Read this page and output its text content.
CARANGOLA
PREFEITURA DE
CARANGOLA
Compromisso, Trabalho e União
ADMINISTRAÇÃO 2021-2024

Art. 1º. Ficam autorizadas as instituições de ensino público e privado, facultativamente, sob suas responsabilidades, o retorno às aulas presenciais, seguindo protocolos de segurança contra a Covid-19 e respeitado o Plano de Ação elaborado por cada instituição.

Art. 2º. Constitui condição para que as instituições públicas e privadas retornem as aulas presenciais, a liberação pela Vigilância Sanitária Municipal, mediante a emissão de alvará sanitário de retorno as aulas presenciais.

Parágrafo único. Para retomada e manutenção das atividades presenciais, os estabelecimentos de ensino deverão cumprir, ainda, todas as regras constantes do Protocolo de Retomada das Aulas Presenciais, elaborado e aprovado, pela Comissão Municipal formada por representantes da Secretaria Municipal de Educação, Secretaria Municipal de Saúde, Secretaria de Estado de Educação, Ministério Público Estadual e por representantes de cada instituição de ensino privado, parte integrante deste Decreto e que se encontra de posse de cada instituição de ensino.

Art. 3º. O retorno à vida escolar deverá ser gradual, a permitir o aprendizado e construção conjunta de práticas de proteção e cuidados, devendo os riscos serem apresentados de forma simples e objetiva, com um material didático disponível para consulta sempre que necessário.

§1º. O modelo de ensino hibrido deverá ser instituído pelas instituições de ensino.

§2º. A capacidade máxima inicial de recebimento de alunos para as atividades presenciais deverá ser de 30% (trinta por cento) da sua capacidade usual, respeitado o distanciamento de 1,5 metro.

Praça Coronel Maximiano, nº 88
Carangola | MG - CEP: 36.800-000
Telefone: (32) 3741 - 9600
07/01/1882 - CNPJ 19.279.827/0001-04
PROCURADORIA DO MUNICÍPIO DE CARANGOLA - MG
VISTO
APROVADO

▬▬▬

◆ **TASK OBJECTIVE**:
Determine the number of lines in the listing that hold the word "atividades", and supply that number and nothing further.

◆ **THE ANSWER**:
2